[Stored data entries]
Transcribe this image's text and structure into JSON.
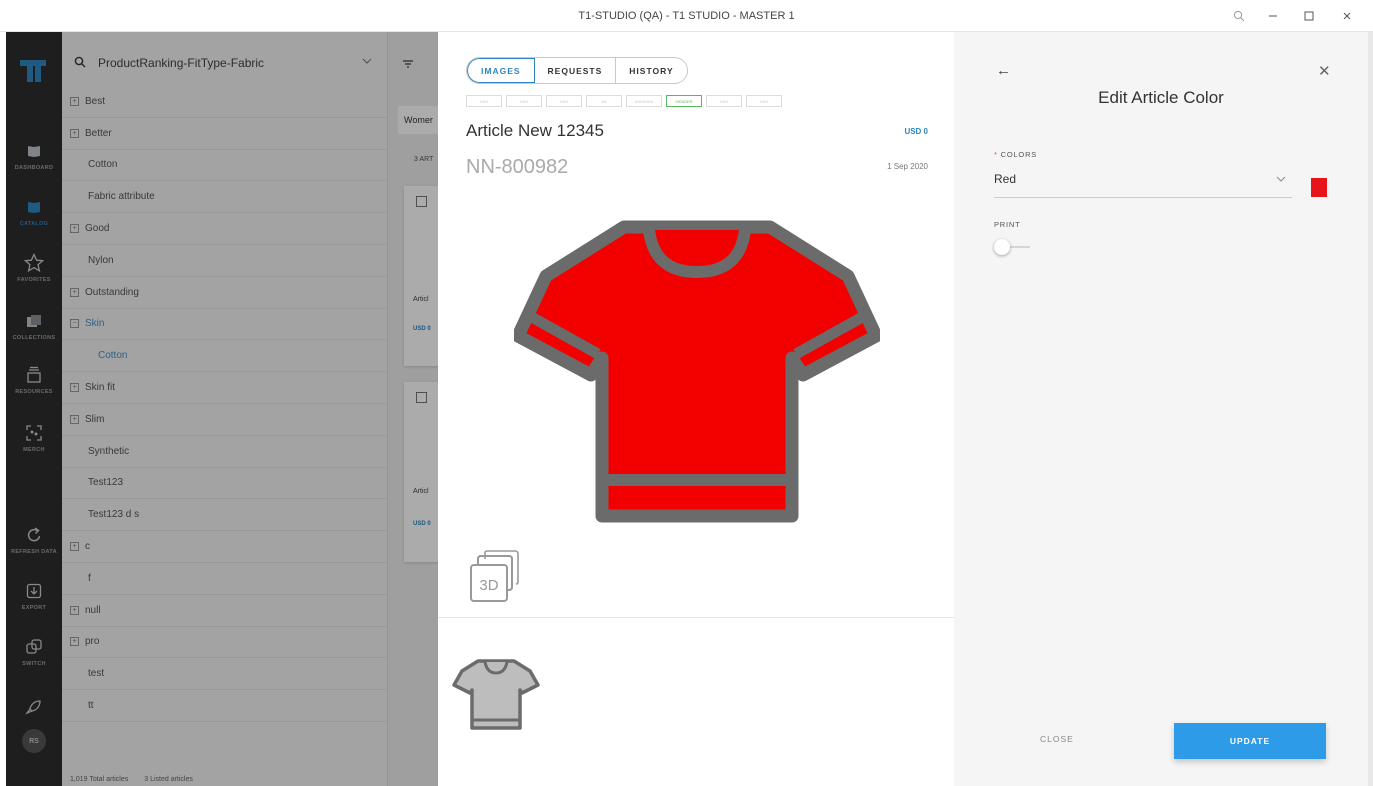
{
  "window": {
    "title": "T1-STUDIO (QA) - T1 STUDIO - MASTER 1"
  },
  "rail": {
    "items": [
      {
        "label": "DASHBOARD"
      },
      {
        "label": "CATALOG"
      },
      {
        "label": "FAVORITES"
      },
      {
        "label": "COLLECTIONS"
      },
      {
        "label": "RESOURCES"
      },
      {
        "label": "MERCH"
      },
      {
        "label": "REFRESH DATA"
      },
      {
        "label": "EXPORT"
      },
      {
        "label": "SWITCH"
      }
    ],
    "avatar": "RS"
  },
  "tree": {
    "search_value": "ProductRanking-FitType-Fabric",
    "items": [
      {
        "label": "Best"
      },
      {
        "label": "Better"
      },
      {
        "label": "Cotton"
      },
      {
        "label": "Fabric attribute"
      },
      {
        "label": "Good"
      },
      {
        "label": "Nylon"
      },
      {
        "label": "Outstanding"
      },
      {
        "label": "Skin"
      },
      {
        "label": "Cotton"
      },
      {
        "label": "Skin fit"
      },
      {
        "label": "Slim"
      },
      {
        "label": "Synthetic"
      },
      {
        "label": "Test123"
      },
      {
        "label": "Test123 d s"
      },
      {
        "label": "c"
      },
      {
        "label": "f"
      },
      {
        "label": "null"
      },
      {
        "label": "pro"
      },
      {
        "label": "test"
      },
      {
        "label": "tt"
      }
    ],
    "footer_total": "1,019 Total articles",
    "footer_listed": "3 Listed articles"
  },
  "midcol": {
    "segment": "Womer",
    "count": "3 ART",
    "card1": {
      "name": "Articl",
      "price": "USD 0"
    },
    "card2": {
      "name": "Articl",
      "price": "USD 0"
    }
  },
  "article": {
    "tabs": [
      "IMAGES",
      "REQUESTS",
      "HISTORY"
    ],
    "active_tab": "IMAGES",
    "chips": [
      "XXX",
      "XXX",
      "XXX",
      "XX",
      "XXXXXXX",
      "GENDER",
      "XXX",
      "XXX"
    ],
    "active_chip": "GENDER",
    "title": "Article New 12345",
    "price": "USD 0",
    "code": "NN-800982",
    "date": "1 Sep 2020",
    "badge_3d": "3D",
    "colors": {
      "shirt": "#f20000",
      "outline": "#6b6b6b",
      "thumb_fill": "#bdbdbd"
    }
  },
  "edit": {
    "title": "Edit Article Color",
    "colors_label": "COLORS",
    "colors_required_mark": "*",
    "color_value": "Red",
    "swatch_color": "#e8141c",
    "print_label": "PRINT",
    "print_on": false,
    "close_label": "CLOSE",
    "update_label": "UPDATE"
  }
}
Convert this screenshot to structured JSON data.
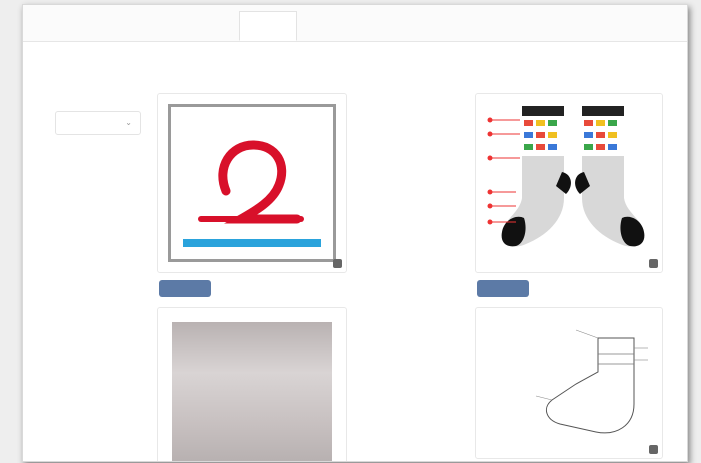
{
  "tabs": [
    {
      "label": ""
    },
    {
      "label": ""
    },
    {
      "label": ""
    },
    {
      "label": ""
    },
    {
      "label": ""
    }
  ],
  "left_section": {
    "title": "",
    "select_label": "",
    "select_value": "",
    "upload_button": "",
    "upload_hint": "",
    "bottom_label": ""
  },
  "right_section": {
    "title": "",
    "image_label": "",
    "upload_button": "",
    "upload_hint": "",
    "bottom_label": "",
    "diagram_title": "",
    "diagram_side_label": ""
  },
  "colors": {
    "tab_active_text": "#4a7fe0",
    "button": "#5c7aa6",
    "hint_text": "#e06666",
    "logo_red": "#d8102a",
    "logo_blue": "#2aa3dc"
  }
}
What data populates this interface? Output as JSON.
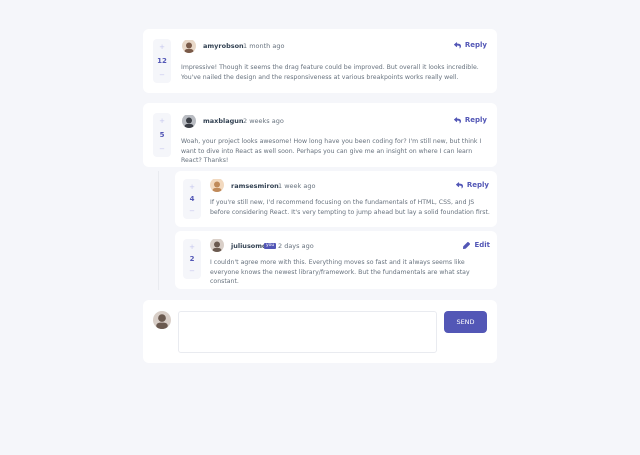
{
  "comments": [
    {
      "user": "amyrobson",
      "created": "1 month ago",
      "score": "12",
      "action": "Reply",
      "content": "Impressive! Though it seems the drag feature could be improved. But overall it looks incredible. You've nailed the design and the responsiveness at various breakpoints works really well.",
      "avatar_color": "#7a5a48"
    },
    {
      "user": "maxblagun",
      "created": "2 weeks ago",
      "score": "5",
      "action": "Reply",
      "content": "Woah, your project looks awesome! How long have you been coding for? I'm still new, but think I want to dive into React as well soon. Perhaps you can give me an insight on where I can learn React? Thanks!",
      "avatar_color": "#3b3f46"
    }
  ],
  "replies": [
    {
      "user": "ramsesmiron",
      "created": "1 week ago",
      "score": "4",
      "action": "Reply",
      "content": "If you're still new, I'd recommend focusing on the fundamentals of HTML, CSS, and JS before considering React. It's very tempting to jump ahead but lay a solid foundation first.",
      "avatar_color": "#c08a5a"
    },
    {
      "user": "juliusomo",
      "you": "you",
      "created": "2 days ago",
      "score": "2",
      "action": "Edit",
      "content": "I couldn't agree more with this. Everything moves so fast and it always seems like everyone knows the newest library/framework. But the fundamentals are what stay constant.",
      "avatar_color": "#6b5a50"
    }
  ],
  "vote": {
    "plus": "+",
    "minus": "−"
  },
  "composer": {
    "send_label": "SEND",
    "placeholder": "",
    "avatar_color": "#6b5a50"
  },
  "colors": {
    "accent": "#5357b6",
    "accent_light": "#c5c6ef",
    "text_dark": "#334253",
    "text": "#67727e",
    "bg": "#f5f6fa"
  }
}
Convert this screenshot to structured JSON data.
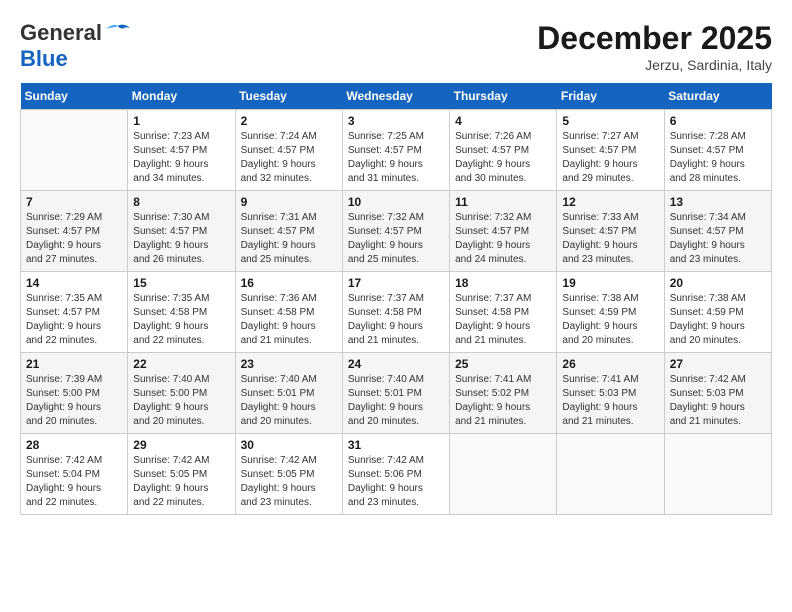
{
  "header": {
    "logo_general": "General",
    "logo_blue": "Blue",
    "month_title": "December 2025",
    "location": "Jerzu, Sardinia, Italy"
  },
  "days_of_week": [
    "Sunday",
    "Monday",
    "Tuesday",
    "Wednesday",
    "Thursday",
    "Friday",
    "Saturday"
  ],
  "weeks": [
    [
      {
        "day": "",
        "info": ""
      },
      {
        "day": "1",
        "info": "Sunrise: 7:23 AM\nSunset: 4:57 PM\nDaylight: 9 hours\nand 34 minutes."
      },
      {
        "day": "2",
        "info": "Sunrise: 7:24 AM\nSunset: 4:57 PM\nDaylight: 9 hours\nand 32 minutes."
      },
      {
        "day": "3",
        "info": "Sunrise: 7:25 AM\nSunset: 4:57 PM\nDaylight: 9 hours\nand 31 minutes."
      },
      {
        "day": "4",
        "info": "Sunrise: 7:26 AM\nSunset: 4:57 PM\nDaylight: 9 hours\nand 30 minutes."
      },
      {
        "day": "5",
        "info": "Sunrise: 7:27 AM\nSunset: 4:57 PM\nDaylight: 9 hours\nand 29 minutes."
      },
      {
        "day": "6",
        "info": "Sunrise: 7:28 AM\nSunset: 4:57 PM\nDaylight: 9 hours\nand 28 minutes."
      }
    ],
    [
      {
        "day": "7",
        "info": "Sunrise: 7:29 AM\nSunset: 4:57 PM\nDaylight: 9 hours\nand 27 minutes."
      },
      {
        "day": "8",
        "info": "Sunrise: 7:30 AM\nSunset: 4:57 PM\nDaylight: 9 hours\nand 26 minutes."
      },
      {
        "day": "9",
        "info": "Sunrise: 7:31 AM\nSunset: 4:57 PM\nDaylight: 9 hours\nand 25 minutes."
      },
      {
        "day": "10",
        "info": "Sunrise: 7:32 AM\nSunset: 4:57 PM\nDaylight: 9 hours\nand 25 minutes."
      },
      {
        "day": "11",
        "info": "Sunrise: 7:32 AM\nSunset: 4:57 PM\nDaylight: 9 hours\nand 24 minutes."
      },
      {
        "day": "12",
        "info": "Sunrise: 7:33 AM\nSunset: 4:57 PM\nDaylight: 9 hours\nand 23 minutes."
      },
      {
        "day": "13",
        "info": "Sunrise: 7:34 AM\nSunset: 4:57 PM\nDaylight: 9 hours\nand 23 minutes."
      }
    ],
    [
      {
        "day": "14",
        "info": "Sunrise: 7:35 AM\nSunset: 4:57 PM\nDaylight: 9 hours\nand 22 minutes."
      },
      {
        "day": "15",
        "info": "Sunrise: 7:35 AM\nSunset: 4:58 PM\nDaylight: 9 hours\nand 22 minutes."
      },
      {
        "day": "16",
        "info": "Sunrise: 7:36 AM\nSunset: 4:58 PM\nDaylight: 9 hours\nand 21 minutes."
      },
      {
        "day": "17",
        "info": "Sunrise: 7:37 AM\nSunset: 4:58 PM\nDaylight: 9 hours\nand 21 minutes."
      },
      {
        "day": "18",
        "info": "Sunrise: 7:37 AM\nSunset: 4:58 PM\nDaylight: 9 hours\nand 21 minutes."
      },
      {
        "day": "19",
        "info": "Sunrise: 7:38 AM\nSunset: 4:59 PM\nDaylight: 9 hours\nand 20 minutes."
      },
      {
        "day": "20",
        "info": "Sunrise: 7:38 AM\nSunset: 4:59 PM\nDaylight: 9 hours\nand 20 minutes."
      }
    ],
    [
      {
        "day": "21",
        "info": "Sunrise: 7:39 AM\nSunset: 5:00 PM\nDaylight: 9 hours\nand 20 minutes."
      },
      {
        "day": "22",
        "info": "Sunrise: 7:40 AM\nSunset: 5:00 PM\nDaylight: 9 hours\nand 20 minutes."
      },
      {
        "day": "23",
        "info": "Sunrise: 7:40 AM\nSunset: 5:01 PM\nDaylight: 9 hours\nand 20 minutes."
      },
      {
        "day": "24",
        "info": "Sunrise: 7:40 AM\nSunset: 5:01 PM\nDaylight: 9 hours\nand 20 minutes."
      },
      {
        "day": "25",
        "info": "Sunrise: 7:41 AM\nSunset: 5:02 PM\nDaylight: 9 hours\nand 21 minutes."
      },
      {
        "day": "26",
        "info": "Sunrise: 7:41 AM\nSunset: 5:03 PM\nDaylight: 9 hours\nand 21 minutes."
      },
      {
        "day": "27",
        "info": "Sunrise: 7:42 AM\nSunset: 5:03 PM\nDaylight: 9 hours\nand 21 minutes."
      }
    ],
    [
      {
        "day": "28",
        "info": "Sunrise: 7:42 AM\nSunset: 5:04 PM\nDaylight: 9 hours\nand 22 minutes."
      },
      {
        "day": "29",
        "info": "Sunrise: 7:42 AM\nSunset: 5:05 PM\nDaylight: 9 hours\nand 22 minutes."
      },
      {
        "day": "30",
        "info": "Sunrise: 7:42 AM\nSunset: 5:05 PM\nDaylight: 9 hours\nand 23 minutes."
      },
      {
        "day": "31",
        "info": "Sunrise: 7:42 AM\nSunset: 5:06 PM\nDaylight: 9 hours\nand 23 minutes."
      },
      {
        "day": "",
        "info": ""
      },
      {
        "day": "",
        "info": ""
      },
      {
        "day": "",
        "info": ""
      }
    ]
  ]
}
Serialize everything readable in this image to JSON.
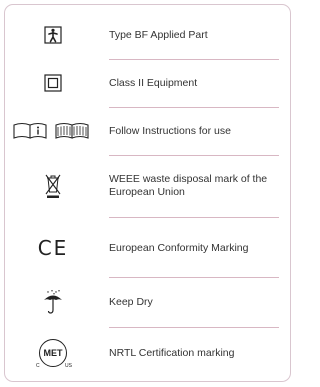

§ Set problem
State how many lines in the entries above include the word "Fabric"; reply with the number alone.

§ Exercise answer
2